• REQUIRED WORK
The data below is to be returned in full and exactly.

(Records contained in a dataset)
◆ ◆ ◆
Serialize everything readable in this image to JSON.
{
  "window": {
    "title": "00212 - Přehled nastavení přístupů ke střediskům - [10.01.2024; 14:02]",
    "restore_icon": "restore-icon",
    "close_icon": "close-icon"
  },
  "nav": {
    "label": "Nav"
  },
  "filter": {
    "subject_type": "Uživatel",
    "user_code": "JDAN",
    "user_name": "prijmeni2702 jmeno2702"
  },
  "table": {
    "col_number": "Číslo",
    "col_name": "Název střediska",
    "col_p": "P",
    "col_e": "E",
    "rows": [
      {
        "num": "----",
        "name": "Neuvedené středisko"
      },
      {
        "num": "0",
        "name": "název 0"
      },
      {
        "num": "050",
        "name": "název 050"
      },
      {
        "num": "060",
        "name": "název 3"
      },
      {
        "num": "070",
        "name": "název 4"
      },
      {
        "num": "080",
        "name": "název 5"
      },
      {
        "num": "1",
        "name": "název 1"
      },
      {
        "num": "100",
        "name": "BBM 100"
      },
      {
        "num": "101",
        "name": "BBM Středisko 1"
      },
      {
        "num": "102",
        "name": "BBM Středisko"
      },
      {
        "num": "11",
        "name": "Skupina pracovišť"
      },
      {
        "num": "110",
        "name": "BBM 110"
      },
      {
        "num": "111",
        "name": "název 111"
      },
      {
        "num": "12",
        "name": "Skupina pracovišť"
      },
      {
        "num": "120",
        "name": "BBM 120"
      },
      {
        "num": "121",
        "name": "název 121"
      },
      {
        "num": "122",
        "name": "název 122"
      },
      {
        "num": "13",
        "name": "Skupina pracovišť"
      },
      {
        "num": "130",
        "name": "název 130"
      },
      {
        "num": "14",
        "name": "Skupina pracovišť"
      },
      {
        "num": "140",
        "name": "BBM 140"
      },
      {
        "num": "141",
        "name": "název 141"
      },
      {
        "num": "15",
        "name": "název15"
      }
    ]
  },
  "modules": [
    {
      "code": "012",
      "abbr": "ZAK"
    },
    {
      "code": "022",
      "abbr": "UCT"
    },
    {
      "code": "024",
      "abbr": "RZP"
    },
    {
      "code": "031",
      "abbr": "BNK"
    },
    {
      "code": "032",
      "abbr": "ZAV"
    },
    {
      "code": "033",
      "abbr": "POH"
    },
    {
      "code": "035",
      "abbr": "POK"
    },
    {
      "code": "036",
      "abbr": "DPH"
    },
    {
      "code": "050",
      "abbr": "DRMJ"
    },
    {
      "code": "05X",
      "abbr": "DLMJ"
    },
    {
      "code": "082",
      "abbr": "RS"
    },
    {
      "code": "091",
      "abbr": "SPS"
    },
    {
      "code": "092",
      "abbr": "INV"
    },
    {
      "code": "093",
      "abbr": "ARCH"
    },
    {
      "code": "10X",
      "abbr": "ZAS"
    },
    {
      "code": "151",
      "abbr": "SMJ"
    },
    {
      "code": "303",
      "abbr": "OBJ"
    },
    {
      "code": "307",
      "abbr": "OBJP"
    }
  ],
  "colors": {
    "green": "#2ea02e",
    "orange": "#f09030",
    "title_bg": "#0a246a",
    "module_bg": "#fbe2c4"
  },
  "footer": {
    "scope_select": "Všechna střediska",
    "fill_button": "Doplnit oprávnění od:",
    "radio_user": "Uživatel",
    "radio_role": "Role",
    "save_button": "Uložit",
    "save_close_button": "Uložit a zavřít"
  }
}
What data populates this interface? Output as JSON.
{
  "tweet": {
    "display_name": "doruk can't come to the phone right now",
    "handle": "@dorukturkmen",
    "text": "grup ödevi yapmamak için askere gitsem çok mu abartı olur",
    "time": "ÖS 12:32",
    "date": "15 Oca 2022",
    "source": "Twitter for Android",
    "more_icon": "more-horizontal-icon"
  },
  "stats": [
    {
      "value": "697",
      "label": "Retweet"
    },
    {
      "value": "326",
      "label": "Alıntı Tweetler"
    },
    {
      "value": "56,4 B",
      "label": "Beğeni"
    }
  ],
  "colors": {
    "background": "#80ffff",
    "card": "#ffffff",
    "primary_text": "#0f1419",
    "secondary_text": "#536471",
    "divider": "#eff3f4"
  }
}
◆ ◆ ◆
• FULL SOLUTION
Serialize everything readable in this image to JSON.
{
  "window": {
    "title": "00212 - Přehled nastavení přístupů ke střediskům - [10.01.2024; 14:02]",
    "restore_icon": "restore-icon",
    "close_icon": "close-icon"
  },
  "nav": {
    "label": "Nav"
  },
  "filter": {
    "subject_type": "Uživatel",
    "user_code": "JDAN",
    "user_name": "prijmeni2702 jmeno2702"
  },
  "table": {
    "col_number": "Číslo",
    "col_name": "Název střediska",
    "col_p": "P",
    "col_e": "E",
    "rows": [
      {
        "num": "----",
        "name": "Neuvedené středisko"
      },
      {
        "num": "0",
        "name": "název 0"
      },
      {
        "num": "050",
        "name": "název 050"
      },
      {
        "num": "060",
        "name": "název 3"
      },
      {
        "num": "070",
        "name": "název 4"
      },
      {
        "num": "080",
        "name": "název 5"
      },
      {
        "num": "1",
        "name": "název 1"
      },
      {
        "num": "100",
        "name": "BBM 100"
      },
      {
        "num": "101",
        "name": "BBM Středisko 1"
      },
      {
        "num": "102",
        "name": "BBM Středisko"
      },
      {
        "num": "11",
        "name": "Skupina pracovišť"
      },
      {
        "num": "110",
        "name": "BBM 110"
      },
      {
        "num": "111",
        "name": "název 111"
      },
      {
        "num": "12",
        "name": "Skupina pracovišť"
      },
      {
        "num": "120",
        "name": "BBM 120"
      },
      {
        "num": "121",
        "name": "název 121"
      },
      {
        "num": "122",
        "name": "název 122"
      },
      {
        "num": "13",
        "name": "Skupina pracovišť"
      },
      {
        "num": "130",
        "name": "název 130"
      },
      {
        "num": "14",
        "name": "Skupina pracovišť"
      },
      {
        "num": "140",
        "name": "BBM 140"
      },
      {
        "num": "141",
        "name": "název 141"
      },
      {
        "num": "15",
        "name": "název15"
      }
    ]
  },
  "modules": [
    {
      "code": "012",
      "abbr": "ZAK"
    },
    {
      "code": "022",
      "abbr": "UCT"
    },
    {
      "code": "024",
      "abbr": "RZP"
    },
    {
      "code": "031",
      "abbr": "BNK"
    },
    {
      "code": "032",
      "abbr": "ZAV"
    },
    {
      "code": "033",
      "abbr": "POH"
    },
    {
      "code": "035",
      "abbr": "POK"
    },
    {
      "code": "036",
      "abbr": "DPH"
    },
    {
      "code": "050",
      "abbr": "DRMJ"
    },
    {
      "code": "05X",
      "abbr": "DLMJ"
    },
    {
      "code": "082",
      "abbr": "RS"
    },
    {
      "code": "091",
      "abbr": "SPS"
    },
    {
      "code": "092",
      "abbr": "INV"
    },
    {
      "code": "093",
      "abbr": "ARCH"
    },
    {
      "code": "10X",
      "abbr": "ZAS"
    },
    {
      "code": "151",
      "abbr": "SMJ"
    },
    {
      "code": "303",
      "abbr": "OBJ"
    },
    {
      "code": "307",
      "abbr": "OBJP"
    }
  ],
  "colors": {
    "green": "#2ea02e",
    "orange": "#f09030",
    "title_bg": "#0a246a",
    "module_bg": "#fbe2c4"
  },
  "footer": {
    "scope_select": "Všechna střediska",
    "fill_button": "Doplnit oprávnění od:",
    "radio_user": "Uživatel",
    "radio_role": "Role",
    "save_button": "Uložit",
    "save_close_button": "Uložit a zavřít"
  }
}
What data populates this interface? Output as JSON.
{
  "tweet": {
    "display_name": "doruk can't come to the phone right now",
    "handle": "@dorukturkmen",
    "text": "grup ödevi yapmamak için askere gitsem çok mu abartı olur",
    "time": "ÖS 12:32",
    "date": "15 Oca 2022",
    "source": "Twitter for Android",
    "more_icon": "more-horizontal-icon"
  },
  "stats": [
    {
      "value": "697",
      "label": "Retweet"
    },
    {
      "value": "326",
      "label": "Alıntı Tweetler"
    },
    {
      "value": "56,4 B",
      "label": "Beğeni"
    }
  ],
  "colors": {
    "background": "#80ffff",
    "card": "#ffffff",
    "primary_text": "#0f1419",
    "secondary_text": "#536471",
    "divider": "#eff3f4"
  }
}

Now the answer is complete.